The problem
Restate the full set of records exactly, word for word.

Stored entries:
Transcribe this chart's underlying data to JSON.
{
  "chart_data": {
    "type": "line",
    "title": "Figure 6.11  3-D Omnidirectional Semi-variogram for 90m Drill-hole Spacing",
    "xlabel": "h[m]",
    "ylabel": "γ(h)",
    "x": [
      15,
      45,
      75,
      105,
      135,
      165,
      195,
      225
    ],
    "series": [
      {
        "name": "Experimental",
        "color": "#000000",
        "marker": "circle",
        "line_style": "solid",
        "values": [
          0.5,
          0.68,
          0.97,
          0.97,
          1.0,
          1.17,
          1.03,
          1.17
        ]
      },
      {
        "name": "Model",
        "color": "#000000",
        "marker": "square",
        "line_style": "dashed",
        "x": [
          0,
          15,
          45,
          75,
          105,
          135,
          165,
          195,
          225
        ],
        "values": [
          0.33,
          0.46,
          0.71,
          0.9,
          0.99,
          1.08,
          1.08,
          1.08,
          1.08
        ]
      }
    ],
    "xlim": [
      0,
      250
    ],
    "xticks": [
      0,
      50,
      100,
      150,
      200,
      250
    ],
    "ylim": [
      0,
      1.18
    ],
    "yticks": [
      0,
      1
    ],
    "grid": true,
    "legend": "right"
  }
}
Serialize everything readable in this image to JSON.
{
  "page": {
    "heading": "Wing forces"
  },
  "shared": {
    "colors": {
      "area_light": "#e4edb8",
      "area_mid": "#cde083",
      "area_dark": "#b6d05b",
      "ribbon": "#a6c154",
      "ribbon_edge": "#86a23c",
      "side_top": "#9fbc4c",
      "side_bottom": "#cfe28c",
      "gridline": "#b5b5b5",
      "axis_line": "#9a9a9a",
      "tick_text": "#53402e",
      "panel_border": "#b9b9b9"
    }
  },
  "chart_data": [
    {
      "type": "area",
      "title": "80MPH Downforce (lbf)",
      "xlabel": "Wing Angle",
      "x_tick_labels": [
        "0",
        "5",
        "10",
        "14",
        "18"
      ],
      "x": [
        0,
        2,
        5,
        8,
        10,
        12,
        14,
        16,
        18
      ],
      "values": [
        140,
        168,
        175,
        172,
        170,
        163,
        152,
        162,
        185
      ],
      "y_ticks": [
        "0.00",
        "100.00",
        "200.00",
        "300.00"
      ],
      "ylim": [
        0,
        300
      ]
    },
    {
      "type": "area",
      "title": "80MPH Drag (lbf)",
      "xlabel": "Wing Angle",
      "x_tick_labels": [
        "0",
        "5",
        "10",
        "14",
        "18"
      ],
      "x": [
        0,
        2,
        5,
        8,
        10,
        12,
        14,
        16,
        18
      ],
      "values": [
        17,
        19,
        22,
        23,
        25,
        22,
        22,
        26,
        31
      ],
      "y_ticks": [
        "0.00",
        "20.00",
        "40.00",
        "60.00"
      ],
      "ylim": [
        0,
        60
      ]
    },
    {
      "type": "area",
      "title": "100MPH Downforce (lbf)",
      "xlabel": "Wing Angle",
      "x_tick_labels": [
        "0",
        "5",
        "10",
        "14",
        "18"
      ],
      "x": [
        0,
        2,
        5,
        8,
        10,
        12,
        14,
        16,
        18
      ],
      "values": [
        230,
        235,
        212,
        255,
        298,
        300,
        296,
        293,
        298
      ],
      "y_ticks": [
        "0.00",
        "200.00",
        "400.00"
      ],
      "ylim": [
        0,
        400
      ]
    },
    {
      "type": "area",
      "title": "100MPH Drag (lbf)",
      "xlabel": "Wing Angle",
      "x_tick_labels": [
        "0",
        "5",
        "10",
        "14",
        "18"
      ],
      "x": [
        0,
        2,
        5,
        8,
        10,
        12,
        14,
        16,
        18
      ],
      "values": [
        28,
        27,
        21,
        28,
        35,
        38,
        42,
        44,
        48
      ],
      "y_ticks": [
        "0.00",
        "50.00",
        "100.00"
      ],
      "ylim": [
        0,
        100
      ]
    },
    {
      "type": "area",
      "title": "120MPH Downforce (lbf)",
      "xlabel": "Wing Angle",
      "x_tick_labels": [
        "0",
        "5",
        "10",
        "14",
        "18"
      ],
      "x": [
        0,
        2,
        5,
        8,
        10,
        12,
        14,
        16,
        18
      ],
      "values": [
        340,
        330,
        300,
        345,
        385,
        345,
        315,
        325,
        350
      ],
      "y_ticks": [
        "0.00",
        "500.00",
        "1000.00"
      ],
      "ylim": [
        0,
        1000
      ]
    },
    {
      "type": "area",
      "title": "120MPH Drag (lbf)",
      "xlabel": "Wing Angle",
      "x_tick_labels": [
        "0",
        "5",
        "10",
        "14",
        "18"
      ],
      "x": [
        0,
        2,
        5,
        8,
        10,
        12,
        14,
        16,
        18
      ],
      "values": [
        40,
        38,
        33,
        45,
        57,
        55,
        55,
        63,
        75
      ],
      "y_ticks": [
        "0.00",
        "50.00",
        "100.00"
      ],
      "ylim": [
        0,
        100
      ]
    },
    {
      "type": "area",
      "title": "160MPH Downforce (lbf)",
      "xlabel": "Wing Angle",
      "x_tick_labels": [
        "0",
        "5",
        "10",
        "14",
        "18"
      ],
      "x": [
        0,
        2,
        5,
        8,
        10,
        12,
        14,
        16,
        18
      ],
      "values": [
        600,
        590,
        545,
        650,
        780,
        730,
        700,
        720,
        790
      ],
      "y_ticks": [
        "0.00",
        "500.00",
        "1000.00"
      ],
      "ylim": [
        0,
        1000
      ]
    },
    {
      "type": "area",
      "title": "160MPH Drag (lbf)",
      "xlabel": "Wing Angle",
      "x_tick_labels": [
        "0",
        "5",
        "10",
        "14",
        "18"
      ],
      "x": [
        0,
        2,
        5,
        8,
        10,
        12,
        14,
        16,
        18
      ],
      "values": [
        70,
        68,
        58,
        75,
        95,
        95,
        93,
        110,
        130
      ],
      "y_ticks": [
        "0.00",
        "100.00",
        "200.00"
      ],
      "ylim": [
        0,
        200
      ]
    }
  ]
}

Answer to this exercise
Transcribe this chart's underlying data to JSON.
{
  "chart_data": {
    "type": "line",
    "title": "Figure 6.11  3-D Omnidirectional Semi-variogram for 90m Drill-hole Spacing",
    "xlabel": "h[m]",
    "ylabel": "γ(h)",
    "x": [
      15,
      45,
      75,
      105,
      135,
      165,
      195,
      225
    ],
    "series": [
      {
        "name": "Experimental",
        "color": "#000000",
        "marker": "circle",
        "line_style": "solid",
        "values": [
          0.5,
          0.68,
          0.97,
          0.97,
          1.0,
          1.17,
          1.03,
          1.17
        ]
      },
      {
        "name": "Model",
        "color": "#000000",
        "marker": "square",
        "line_style": "dashed",
        "x": [
          0,
          15,
          45,
          75,
          105,
          135,
          165,
          195,
          225
        ],
        "values": [
          0.33,
          0.46,
          0.71,
          0.9,
          0.99,
          1.08,
          1.08,
          1.08,
          1.08
        ]
      }
    ],
    "xlim": [
      0,
      250
    ],
    "xticks": [
      0,
      50,
      100,
      150,
      200,
      250
    ],
    "ylim": [
      0,
      1.18
    ],
    "yticks": [
      0,
      1
    ],
    "grid": true,
    "legend": "right"
  }
}
Serialize everything readable in this image to JSON.
{
  "page": {
    "heading": "Wing forces"
  },
  "shared": {
    "colors": {
      "area_light": "#e4edb8",
      "area_mid": "#cde083",
      "area_dark": "#b6d05b",
      "ribbon": "#a6c154",
      "ribbon_edge": "#86a23c",
      "side_top": "#9fbc4c",
      "side_bottom": "#cfe28c",
      "gridline": "#b5b5b5",
      "axis_line": "#9a9a9a",
      "tick_text": "#53402e",
      "panel_border": "#b9b9b9"
    }
  },
  "chart_data": [
    {
      "type": "area",
      "title": "80MPH Downforce (lbf)",
      "xlabel": "Wing Angle",
      "x_tick_labels": [
        "0",
        "5",
        "10",
        "14",
        "18"
      ],
      "x": [
        0,
        2,
        5,
        8,
        10,
        12,
        14,
        16,
        18
      ],
      "values": [
        140,
        168,
        175,
        172,
        170,
        163,
        152,
        162,
        185
      ],
      "y_ticks": [
        "0.00",
        "100.00",
        "200.00",
        "300.00"
      ],
      "ylim": [
        0,
        300
      ]
    },
    {
      "type": "area",
      "title": "80MPH Drag (lbf)",
      "xlabel": "Wing Angle",
      "x_tick_labels": [
        "0",
        "5",
        "10",
        "14",
        "18"
      ],
      "x": [
        0,
        2,
        5,
        8,
        10,
        12,
        14,
        16,
        18
      ],
      "values": [
        17,
        19,
        22,
        23,
        25,
        22,
        22,
        26,
        31
      ],
      "y_ticks": [
        "0.00",
        "20.00",
        "40.00",
        "60.00"
      ],
      "ylim": [
        0,
        60
      ]
    },
    {
      "type": "area",
      "title": "100MPH Downforce (lbf)",
      "xlabel": "Wing Angle",
      "x_tick_labels": [
        "0",
        "5",
        "10",
        "14",
        "18"
      ],
      "x": [
        0,
        2,
        5,
        8,
        10,
        12,
        14,
        16,
        18
      ],
      "values": [
        230,
        235,
        212,
        255,
        298,
        300,
        296,
        293,
        298
      ],
      "y_ticks": [
        "0.00",
        "200.00",
        "400.00"
      ],
      "ylim": [
        0,
        400
      ]
    },
    {
      "type": "area",
      "title": "100MPH Drag (lbf)",
      "xlabel": "Wing Angle",
      "x_tick_labels": [
        "0",
        "5",
        "10",
        "14",
        "18"
      ],
      "x": [
        0,
        2,
        5,
        8,
        10,
        12,
        14,
        16,
        18
      ],
      "values": [
        28,
        27,
        21,
        28,
        35,
        38,
        42,
        44,
        48
      ],
      "y_ticks": [
        "0.00",
        "50.00",
        "100.00"
      ],
      "ylim": [
        0,
        100
      ]
    },
    {
      "type": "area",
      "title": "120MPH Downforce (lbf)",
      "xlabel": "Wing Angle",
      "x_tick_labels": [
        "0",
        "5",
        "10",
        "14",
        "18"
      ],
      "x": [
        0,
        2,
        5,
        8,
        10,
        12,
        14,
        16,
        18
      ],
      "values": [
        340,
        330,
        300,
        345,
        385,
        345,
        315,
        325,
        350
      ],
      "y_ticks": [
        "0.00",
        "500.00",
        "1000.00"
      ],
      "ylim": [
        0,
        1000
      ]
    },
    {
      "type": "area",
      "title": "120MPH Drag (lbf)",
      "xlabel": "Wing Angle",
      "x_tick_labels": [
        "0",
        "5",
        "10",
        "14",
        "18"
      ],
      "x": [
        0,
        2,
        5,
        8,
        10,
        12,
        14,
        16,
        18
      ],
      "values": [
        40,
        38,
        33,
        45,
        57,
        55,
        55,
        63,
        75
      ],
      "y_ticks": [
        "0.00",
        "50.00",
        "100.00"
      ],
      "ylim": [
        0,
        100
      ]
    },
    {
      "type": "area",
      "title": "160MPH Downforce (lbf)",
      "xlabel": "Wing Angle",
      "x_tick_labels": [
        "0",
        "5",
        "10",
        "14",
        "18"
      ],
      "x": [
        0,
        2,
        5,
        8,
        10,
        12,
        14,
        16,
        18
      ],
      "values": [
        600,
        590,
        545,
        650,
        780,
        730,
        700,
        720,
        790
      ],
      "y_ticks": [
        "0.00",
        "500.00",
        "1000.00"
      ],
      "ylim": [
        0,
        1000
      ]
    },
    {
      "type": "area",
      "title": "160MPH Drag (lbf)",
      "xlabel": "Wing Angle",
      "x_tick_labels": [
        "0",
        "5",
        "10",
        "14",
        "18"
      ],
      "x": [
        0,
        2,
        5,
        8,
        10,
        12,
        14,
        16,
        18
      ],
      "values": [
        70,
        68,
        58,
        75,
        95,
        95,
        93,
        110,
        130
      ],
      "y_ticks": [
        "0.00",
        "100.00",
        "200.00"
      ],
      "ylim": [
        0,
        200
      ]
    }
  ]
}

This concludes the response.